___ Excerpted data
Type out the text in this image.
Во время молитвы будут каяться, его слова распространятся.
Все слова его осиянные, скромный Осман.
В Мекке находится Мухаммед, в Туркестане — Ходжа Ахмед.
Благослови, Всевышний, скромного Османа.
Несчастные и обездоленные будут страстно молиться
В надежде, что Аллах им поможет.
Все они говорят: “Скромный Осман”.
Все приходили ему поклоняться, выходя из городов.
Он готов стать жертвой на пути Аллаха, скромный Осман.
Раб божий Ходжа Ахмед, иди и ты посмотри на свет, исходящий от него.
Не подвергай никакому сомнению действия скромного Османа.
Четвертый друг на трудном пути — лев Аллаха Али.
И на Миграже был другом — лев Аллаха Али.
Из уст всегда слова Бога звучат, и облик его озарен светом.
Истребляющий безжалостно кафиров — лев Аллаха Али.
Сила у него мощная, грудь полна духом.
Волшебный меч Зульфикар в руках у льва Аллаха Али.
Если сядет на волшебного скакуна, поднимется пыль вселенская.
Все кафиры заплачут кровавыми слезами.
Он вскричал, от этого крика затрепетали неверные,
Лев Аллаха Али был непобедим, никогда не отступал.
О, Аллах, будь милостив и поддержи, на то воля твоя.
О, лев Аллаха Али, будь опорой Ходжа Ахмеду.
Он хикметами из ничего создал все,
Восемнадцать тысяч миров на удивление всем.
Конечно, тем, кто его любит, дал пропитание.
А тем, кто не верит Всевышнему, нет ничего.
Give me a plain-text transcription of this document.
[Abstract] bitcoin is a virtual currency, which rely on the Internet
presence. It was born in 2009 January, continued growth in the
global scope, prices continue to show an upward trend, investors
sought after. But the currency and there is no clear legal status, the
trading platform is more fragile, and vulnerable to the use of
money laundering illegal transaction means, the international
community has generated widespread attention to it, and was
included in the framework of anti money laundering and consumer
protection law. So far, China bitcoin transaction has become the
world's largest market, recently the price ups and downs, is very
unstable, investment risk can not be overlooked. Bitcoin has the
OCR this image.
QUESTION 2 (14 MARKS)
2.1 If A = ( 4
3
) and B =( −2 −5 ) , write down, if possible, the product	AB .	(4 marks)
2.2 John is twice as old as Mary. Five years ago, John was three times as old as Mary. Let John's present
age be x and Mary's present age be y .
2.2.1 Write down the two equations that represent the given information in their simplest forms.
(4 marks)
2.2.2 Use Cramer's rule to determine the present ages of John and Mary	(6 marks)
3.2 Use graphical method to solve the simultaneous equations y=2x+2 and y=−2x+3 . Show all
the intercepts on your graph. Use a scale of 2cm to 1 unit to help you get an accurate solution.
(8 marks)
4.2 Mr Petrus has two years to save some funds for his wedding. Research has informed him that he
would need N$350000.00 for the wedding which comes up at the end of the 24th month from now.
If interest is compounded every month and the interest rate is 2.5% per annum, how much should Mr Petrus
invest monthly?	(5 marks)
______
## Instructions for the task
Output the whole listing above again, word for word.

## Exercise result
Type out the text in this image.
Во время молитвы будут каяться, его слова распространятся.
Все слова его осиянные, скромный Осман.
В Мекке находится Мухаммед, в Туркестане — Ходжа Ахмед.
Благослови, Всевышний, скромного Османа.
Несчастные и обездоленные будут страстно молиться
В надежде, что Аллах им поможет.
Все они говорят: “Скромный Осман”.
Все приходили ему поклоняться, выходя из городов.
Он готов стать жертвой на пути Аллаха, скромный Осман.
Раб божий Ходжа Ахмед, иди и ты посмотри на свет, исходящий от него.
Не подвергай никакому сомнению действия скромного Османа.
Четвертый друг на трудном пути — лев Аллаха Али.
И на Миграже был другом — лев Аллаха Али.
Из уст всегда слова Бога звучат, и облик его озарен светом.
Истребляющий безжалостно кафиров — лев Аллаха Али.
Сила у него мощная, грудь полна духом.
Волшебный меч Зульфикар в руках у льва Аллаха Али.
Если сядет на волшебного скакуна, поднимется пыль вселенская.
Все кафиры заплачут кровавыми слезами.
Он вскричал, от этого крика затрепетали неверные,
Лев Аллаха Али был непобедим, никогда не отступал.
О, Аллах, будь милостив и поддержи, на то воля твоя.
О, лев Аллаха Али, будь опорой Ходжа Ахмеду.
Он хикметами из ничего создал все,
Восемнадцать тысяч миров на удивление всем.
Конечно, тем, кто его любит, дал пропитание.
А тем, кто не верит Всевышнему, нет ничего.
Give me a plain-text transcription of this document.
[Abstract] bitcoin is a virtual currency, which rely on the Internet
presence. It was born in 2009 January, continued growth in the
global scope, prices continue to show an upward trend, investors
sought after. But the currency and there is no clear legal status, the
trading platform is more fragile, and vulnerable to the use of
money laundering illegal transaction means, the international
community has generated widespread attention to it, and was
included in the framework of anti money laundering and consumer
protection law. So far, China bitcoin transaction has become the
world's largest market, recently the price ups and downs, is very
unstable, investment risk can not be overlooked. Bitcoin has the
OCR this image.
QUESTION 2 (14 MARKS)
2.1 If A = ( 4
3
) and B =( −2 −5 ) , write down, if possible, the product	AB .	(4 marks)
2.2 John is twice as old as Mary. Five years ago, John was three times as old as Mary. Let John's present
age be x and Mary's present age be y .
2.2.1 Write down the two equations that represent the given information in their simplest forms.
(4 marks)
2.2.2 Use Cramer's rule to determine the present ages of John and Mary	(6 marks)
3.2 Use graphical method to solve the simultaneous equations y=2x+2 and y=−2x+3 . Show all
the intercepts on your graph. Use a scale of 2cm to 1 unit to help you get an accurate solution.
(8 marks)
4.2 Mr Petrus has two years to save some funds for his wedding. Research has informed him that he
would need N$350000.00 for the wedding which comes up at the end of the 24th month from now.
If interest is compounded every month and the interest rate is 2.5% per annum, how much should Mr Petrus
invest monthly?	(5 marks)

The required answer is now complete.